> [WHAT THE TASK ASKS] Locate each line containing the string "name" and copy it out.
— Begin DATA SHOWN —
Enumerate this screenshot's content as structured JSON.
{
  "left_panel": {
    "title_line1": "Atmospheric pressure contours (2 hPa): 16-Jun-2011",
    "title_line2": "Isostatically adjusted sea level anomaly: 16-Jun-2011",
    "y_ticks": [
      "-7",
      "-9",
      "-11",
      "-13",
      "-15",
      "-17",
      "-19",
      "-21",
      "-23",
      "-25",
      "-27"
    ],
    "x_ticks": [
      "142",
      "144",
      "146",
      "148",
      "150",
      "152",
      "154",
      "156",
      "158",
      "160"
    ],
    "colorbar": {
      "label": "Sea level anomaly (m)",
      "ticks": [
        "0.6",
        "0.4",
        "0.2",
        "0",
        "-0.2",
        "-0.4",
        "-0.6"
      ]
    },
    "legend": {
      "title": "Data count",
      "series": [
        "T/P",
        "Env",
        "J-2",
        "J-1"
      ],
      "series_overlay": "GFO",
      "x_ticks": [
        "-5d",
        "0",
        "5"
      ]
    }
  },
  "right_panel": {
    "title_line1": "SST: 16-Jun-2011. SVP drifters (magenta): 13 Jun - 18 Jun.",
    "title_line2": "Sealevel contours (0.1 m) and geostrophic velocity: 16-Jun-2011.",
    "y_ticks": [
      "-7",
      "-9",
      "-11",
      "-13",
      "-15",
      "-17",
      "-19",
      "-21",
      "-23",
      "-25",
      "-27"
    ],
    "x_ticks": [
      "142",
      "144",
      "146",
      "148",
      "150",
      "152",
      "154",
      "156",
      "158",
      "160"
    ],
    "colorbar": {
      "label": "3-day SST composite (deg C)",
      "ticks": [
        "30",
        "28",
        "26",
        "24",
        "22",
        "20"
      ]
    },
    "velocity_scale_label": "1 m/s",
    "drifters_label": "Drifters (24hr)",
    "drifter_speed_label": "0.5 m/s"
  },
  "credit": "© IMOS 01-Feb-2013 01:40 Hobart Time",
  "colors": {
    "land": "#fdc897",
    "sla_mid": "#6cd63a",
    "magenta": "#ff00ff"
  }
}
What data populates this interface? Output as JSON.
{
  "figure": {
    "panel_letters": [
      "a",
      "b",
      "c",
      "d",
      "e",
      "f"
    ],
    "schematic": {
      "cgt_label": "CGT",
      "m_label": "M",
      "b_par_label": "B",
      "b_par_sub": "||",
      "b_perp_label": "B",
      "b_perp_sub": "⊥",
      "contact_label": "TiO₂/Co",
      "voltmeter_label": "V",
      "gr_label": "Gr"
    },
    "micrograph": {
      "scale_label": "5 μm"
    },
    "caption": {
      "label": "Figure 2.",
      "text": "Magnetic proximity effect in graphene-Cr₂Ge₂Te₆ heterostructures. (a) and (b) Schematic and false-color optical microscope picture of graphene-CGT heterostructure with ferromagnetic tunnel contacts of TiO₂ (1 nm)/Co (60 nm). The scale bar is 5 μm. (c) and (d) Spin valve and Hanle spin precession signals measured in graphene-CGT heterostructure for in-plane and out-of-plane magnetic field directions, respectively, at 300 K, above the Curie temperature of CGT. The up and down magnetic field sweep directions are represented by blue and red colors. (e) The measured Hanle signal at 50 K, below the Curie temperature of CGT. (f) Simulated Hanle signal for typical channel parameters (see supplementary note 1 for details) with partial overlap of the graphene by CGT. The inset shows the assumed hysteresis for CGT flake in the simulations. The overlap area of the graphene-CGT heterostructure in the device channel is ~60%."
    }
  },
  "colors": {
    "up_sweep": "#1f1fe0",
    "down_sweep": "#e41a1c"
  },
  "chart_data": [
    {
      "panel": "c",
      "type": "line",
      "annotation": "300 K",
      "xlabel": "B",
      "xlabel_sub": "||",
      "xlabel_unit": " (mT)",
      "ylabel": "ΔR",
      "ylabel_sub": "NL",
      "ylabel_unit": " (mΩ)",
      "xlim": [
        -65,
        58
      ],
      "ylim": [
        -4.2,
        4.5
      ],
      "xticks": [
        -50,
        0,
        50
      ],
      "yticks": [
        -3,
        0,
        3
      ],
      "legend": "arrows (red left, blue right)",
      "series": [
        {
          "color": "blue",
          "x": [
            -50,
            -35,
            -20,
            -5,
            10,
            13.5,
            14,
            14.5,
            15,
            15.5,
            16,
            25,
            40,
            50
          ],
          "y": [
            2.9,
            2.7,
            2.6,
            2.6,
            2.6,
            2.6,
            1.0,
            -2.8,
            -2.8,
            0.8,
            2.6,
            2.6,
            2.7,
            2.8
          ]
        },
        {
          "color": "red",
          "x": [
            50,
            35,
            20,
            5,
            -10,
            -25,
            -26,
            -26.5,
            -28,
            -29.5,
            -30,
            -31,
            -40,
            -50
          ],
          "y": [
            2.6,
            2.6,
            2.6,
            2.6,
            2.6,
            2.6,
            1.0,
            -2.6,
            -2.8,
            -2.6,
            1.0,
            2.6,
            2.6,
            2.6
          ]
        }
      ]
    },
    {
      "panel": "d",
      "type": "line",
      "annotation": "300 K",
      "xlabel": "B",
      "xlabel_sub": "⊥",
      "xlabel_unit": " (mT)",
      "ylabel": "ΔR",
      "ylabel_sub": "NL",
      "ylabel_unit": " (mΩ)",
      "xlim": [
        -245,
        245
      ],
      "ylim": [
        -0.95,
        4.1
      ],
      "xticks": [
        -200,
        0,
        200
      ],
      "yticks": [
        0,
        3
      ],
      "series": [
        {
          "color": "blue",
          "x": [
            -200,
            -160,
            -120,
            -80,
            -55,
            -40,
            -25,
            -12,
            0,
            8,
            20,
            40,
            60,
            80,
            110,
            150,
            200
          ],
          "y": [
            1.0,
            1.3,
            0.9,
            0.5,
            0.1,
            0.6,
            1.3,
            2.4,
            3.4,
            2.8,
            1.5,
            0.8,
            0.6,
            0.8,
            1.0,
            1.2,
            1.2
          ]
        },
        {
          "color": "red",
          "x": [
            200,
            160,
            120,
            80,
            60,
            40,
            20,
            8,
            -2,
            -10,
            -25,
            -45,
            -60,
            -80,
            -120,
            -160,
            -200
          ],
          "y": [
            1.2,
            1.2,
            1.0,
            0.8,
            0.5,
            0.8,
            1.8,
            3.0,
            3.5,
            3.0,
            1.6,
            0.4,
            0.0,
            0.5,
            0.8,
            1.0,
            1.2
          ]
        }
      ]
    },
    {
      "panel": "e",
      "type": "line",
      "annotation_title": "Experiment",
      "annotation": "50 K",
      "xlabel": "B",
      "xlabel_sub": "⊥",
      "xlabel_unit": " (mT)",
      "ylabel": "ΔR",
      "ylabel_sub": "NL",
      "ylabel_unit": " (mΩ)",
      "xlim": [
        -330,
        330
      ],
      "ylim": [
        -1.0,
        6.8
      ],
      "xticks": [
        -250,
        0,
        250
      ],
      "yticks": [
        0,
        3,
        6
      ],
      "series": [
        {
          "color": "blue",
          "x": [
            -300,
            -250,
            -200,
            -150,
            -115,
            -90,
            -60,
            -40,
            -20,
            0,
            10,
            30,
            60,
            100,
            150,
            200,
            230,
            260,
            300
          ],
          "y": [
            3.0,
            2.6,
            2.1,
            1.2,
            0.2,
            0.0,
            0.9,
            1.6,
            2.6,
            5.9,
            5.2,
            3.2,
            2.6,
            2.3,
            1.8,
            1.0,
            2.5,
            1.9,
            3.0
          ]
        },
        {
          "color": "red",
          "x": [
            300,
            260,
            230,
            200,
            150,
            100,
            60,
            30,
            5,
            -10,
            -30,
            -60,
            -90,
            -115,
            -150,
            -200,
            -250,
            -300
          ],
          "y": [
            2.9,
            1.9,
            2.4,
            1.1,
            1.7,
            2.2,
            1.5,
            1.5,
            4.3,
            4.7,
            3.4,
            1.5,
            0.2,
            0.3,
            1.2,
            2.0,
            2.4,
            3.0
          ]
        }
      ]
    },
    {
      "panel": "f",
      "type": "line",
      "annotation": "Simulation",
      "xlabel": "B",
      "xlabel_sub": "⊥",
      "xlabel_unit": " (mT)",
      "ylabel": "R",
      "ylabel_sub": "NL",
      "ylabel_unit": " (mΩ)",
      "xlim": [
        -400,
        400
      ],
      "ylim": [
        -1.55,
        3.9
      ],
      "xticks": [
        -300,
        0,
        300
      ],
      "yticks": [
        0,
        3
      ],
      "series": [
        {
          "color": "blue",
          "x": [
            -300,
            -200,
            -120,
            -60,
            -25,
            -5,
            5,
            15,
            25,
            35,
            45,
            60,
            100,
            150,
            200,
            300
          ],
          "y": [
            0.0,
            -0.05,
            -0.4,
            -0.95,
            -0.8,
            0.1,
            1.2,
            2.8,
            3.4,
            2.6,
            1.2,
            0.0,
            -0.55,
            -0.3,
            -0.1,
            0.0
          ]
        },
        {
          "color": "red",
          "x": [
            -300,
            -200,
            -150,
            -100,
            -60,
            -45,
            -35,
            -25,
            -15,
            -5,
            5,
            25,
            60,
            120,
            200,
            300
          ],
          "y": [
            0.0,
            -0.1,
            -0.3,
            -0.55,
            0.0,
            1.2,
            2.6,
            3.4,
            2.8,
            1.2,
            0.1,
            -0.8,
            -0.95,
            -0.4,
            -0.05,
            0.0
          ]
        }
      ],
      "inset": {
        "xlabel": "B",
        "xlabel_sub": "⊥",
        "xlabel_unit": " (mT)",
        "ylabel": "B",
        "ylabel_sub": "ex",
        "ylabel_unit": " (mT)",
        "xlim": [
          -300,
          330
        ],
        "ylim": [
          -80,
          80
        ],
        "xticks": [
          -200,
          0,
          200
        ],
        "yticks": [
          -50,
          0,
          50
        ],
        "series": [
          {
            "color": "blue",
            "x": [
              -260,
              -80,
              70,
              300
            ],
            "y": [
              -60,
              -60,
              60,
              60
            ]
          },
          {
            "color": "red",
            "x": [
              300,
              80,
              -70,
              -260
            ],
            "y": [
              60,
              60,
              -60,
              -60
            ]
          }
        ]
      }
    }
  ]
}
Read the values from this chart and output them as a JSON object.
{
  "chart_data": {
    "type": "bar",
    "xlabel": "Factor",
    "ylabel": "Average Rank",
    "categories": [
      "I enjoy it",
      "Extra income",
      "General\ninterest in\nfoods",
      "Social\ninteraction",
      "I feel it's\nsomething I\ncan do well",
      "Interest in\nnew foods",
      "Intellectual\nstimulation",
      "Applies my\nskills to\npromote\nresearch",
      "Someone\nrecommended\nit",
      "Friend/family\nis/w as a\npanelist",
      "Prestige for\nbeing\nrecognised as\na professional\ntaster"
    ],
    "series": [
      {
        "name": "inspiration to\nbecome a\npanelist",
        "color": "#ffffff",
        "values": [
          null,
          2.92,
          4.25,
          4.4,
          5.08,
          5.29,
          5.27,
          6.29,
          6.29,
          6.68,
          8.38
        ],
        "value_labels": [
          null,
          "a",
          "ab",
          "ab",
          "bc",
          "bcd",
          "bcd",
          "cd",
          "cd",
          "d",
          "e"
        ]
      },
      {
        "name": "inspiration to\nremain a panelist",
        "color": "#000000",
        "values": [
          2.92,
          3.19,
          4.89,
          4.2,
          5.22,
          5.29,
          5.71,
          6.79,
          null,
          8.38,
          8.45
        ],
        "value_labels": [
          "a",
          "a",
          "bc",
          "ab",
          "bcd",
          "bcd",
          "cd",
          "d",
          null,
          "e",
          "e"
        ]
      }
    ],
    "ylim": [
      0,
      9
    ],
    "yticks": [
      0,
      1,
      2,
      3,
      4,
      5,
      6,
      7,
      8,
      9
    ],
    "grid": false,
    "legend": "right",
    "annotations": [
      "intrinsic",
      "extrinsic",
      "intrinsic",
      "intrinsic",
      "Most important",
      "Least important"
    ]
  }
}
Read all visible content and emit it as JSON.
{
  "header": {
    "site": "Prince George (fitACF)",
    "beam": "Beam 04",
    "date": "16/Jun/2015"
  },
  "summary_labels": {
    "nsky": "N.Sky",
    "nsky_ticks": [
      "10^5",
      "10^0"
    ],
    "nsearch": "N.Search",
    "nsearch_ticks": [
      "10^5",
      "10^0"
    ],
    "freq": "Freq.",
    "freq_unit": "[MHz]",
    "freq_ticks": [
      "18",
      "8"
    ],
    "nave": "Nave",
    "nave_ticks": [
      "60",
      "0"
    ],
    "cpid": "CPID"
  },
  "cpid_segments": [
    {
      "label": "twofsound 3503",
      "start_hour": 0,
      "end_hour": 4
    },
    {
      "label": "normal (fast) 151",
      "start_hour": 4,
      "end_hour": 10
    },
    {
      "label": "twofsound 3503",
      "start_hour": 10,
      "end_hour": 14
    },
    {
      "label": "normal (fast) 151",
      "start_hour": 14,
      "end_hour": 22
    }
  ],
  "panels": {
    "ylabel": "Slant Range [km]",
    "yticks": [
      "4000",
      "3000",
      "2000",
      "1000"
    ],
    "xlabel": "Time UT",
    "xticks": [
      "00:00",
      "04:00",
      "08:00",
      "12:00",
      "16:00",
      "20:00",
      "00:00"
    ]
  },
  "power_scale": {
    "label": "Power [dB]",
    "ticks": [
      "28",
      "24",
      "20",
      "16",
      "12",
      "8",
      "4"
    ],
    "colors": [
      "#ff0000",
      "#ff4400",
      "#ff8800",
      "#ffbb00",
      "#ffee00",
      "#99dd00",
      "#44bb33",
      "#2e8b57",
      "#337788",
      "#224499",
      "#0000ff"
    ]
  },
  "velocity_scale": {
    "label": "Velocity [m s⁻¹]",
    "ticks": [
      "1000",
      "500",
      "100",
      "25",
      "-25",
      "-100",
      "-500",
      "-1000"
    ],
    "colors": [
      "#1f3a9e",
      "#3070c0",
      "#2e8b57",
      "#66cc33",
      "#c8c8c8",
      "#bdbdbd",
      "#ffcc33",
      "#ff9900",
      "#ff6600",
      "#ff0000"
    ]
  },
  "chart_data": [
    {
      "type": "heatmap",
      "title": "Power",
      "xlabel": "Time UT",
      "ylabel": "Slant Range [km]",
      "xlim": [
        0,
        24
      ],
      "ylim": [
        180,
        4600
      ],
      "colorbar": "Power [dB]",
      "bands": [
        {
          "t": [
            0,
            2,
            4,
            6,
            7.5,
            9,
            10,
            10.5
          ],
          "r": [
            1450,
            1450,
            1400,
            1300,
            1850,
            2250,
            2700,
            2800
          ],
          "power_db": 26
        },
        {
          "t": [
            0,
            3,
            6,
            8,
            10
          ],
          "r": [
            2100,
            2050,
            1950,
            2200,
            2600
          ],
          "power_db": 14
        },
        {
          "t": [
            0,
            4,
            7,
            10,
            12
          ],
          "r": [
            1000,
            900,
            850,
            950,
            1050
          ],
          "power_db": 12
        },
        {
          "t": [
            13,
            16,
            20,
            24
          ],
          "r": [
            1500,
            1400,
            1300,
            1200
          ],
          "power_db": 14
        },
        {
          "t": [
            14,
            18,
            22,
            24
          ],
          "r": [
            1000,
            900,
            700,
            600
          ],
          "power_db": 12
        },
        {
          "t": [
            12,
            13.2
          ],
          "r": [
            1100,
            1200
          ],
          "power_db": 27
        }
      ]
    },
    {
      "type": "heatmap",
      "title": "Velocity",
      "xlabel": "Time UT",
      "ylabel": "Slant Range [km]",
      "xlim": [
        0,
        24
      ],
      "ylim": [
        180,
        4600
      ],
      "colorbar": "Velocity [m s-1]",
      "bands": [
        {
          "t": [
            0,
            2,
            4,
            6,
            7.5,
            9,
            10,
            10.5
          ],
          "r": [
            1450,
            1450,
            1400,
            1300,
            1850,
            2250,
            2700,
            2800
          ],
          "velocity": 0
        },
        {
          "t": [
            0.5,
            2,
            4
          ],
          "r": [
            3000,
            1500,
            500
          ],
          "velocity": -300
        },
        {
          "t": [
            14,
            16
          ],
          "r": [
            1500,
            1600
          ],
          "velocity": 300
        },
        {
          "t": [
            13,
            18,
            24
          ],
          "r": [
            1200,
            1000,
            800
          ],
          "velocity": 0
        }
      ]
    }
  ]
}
— End DATA SHOWN —
> [SOLUTION]
        "name": "inspiration to\nbecome a\npanelist",
        "name": "inspiration to\nremain a panelist",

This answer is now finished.